• [Problem description]: Copy down all of the data underneath, exactly as shown.

Data entries:
▶

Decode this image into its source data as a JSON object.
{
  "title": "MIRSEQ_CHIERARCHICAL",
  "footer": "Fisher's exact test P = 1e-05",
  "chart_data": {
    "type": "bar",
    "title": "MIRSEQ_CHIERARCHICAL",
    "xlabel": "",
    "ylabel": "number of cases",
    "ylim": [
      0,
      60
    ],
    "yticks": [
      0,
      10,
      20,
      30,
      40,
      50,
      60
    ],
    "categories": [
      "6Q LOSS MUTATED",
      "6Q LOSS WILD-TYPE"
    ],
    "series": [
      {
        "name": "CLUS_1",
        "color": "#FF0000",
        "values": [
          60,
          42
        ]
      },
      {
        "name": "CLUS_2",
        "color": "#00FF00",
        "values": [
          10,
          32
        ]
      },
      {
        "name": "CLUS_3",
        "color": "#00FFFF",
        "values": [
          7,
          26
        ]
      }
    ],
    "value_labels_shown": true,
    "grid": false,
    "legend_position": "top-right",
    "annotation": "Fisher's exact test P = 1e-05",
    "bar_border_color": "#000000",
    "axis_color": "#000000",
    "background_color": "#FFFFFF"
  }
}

◀

• [Complete answer]:
Decode this image into its source data as a JSON object.
{
  "title": "MIRSEQ_CHIERARCHICAL",
  "footer": "Fisher's exact test P = 1e-05",
  "chart_data": {
    "type": "bar",
    "title": "MIRSEQ_CHIERARCHICAL",
    "xlabel": "",
    "ylabel": "number of cases",
    "ylim": [
      0,
      60
    ],
    "yticks": [
      0,
      10,
      20,
      30,
      40,
      50,
      60
    ],
    "categories": [
      "6Q LOSS MUTATED",
      "6Q LOSS WILD-TYPE"
    ],
    "series": [
      {
        "name": "CLUS_1",
        "color": "#FF0000",
        "values": [
          60,
          42
        ]
      },
      {
        "name": "CLUS_2",
        "color": "#00FF00",
        "values": [
          10,
          32
        ]
      },
      {
        "name": "CLUS_3",
        "color": "#00FFFF",
        "values": [
          7,
          26
        ]
      }
    ],
    "value_labels_shown": true,
    "grid": false,
    "legend_position": "top-right",
    "annotation": "Fisher's exact test P = 1e-05",
    "bar_border_color": "#000000",
    "axis_color": "#000000",
    "background_color": "#FFFFFF"
  }
}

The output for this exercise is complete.